— ENTRIES SUPPLIED —

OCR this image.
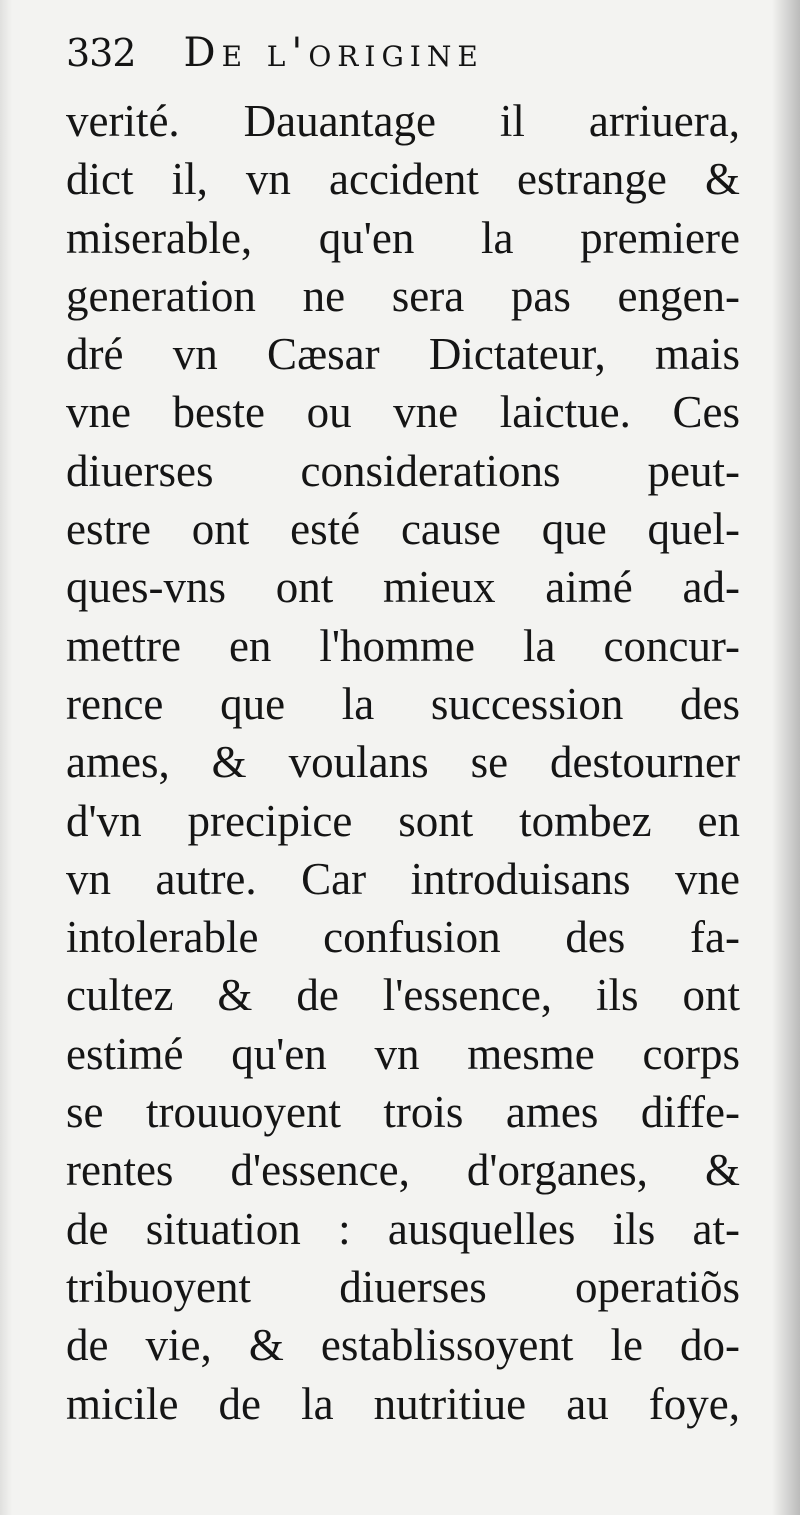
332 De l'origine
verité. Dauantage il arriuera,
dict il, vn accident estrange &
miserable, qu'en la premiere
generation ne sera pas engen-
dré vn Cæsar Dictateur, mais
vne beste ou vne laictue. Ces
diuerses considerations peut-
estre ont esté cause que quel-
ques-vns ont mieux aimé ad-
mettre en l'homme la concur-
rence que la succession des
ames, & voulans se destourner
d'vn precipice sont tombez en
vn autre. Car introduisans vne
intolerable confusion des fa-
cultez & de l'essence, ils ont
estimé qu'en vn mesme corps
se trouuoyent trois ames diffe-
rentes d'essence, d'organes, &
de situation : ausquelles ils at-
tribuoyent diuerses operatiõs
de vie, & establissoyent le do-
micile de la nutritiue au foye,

— GIVEN TASK —
In the listing above, locate each line with "ames" and copy it.

— TASK ANSWER —
ames, & voulans se destourner
se trouuoyent trois ames diffe-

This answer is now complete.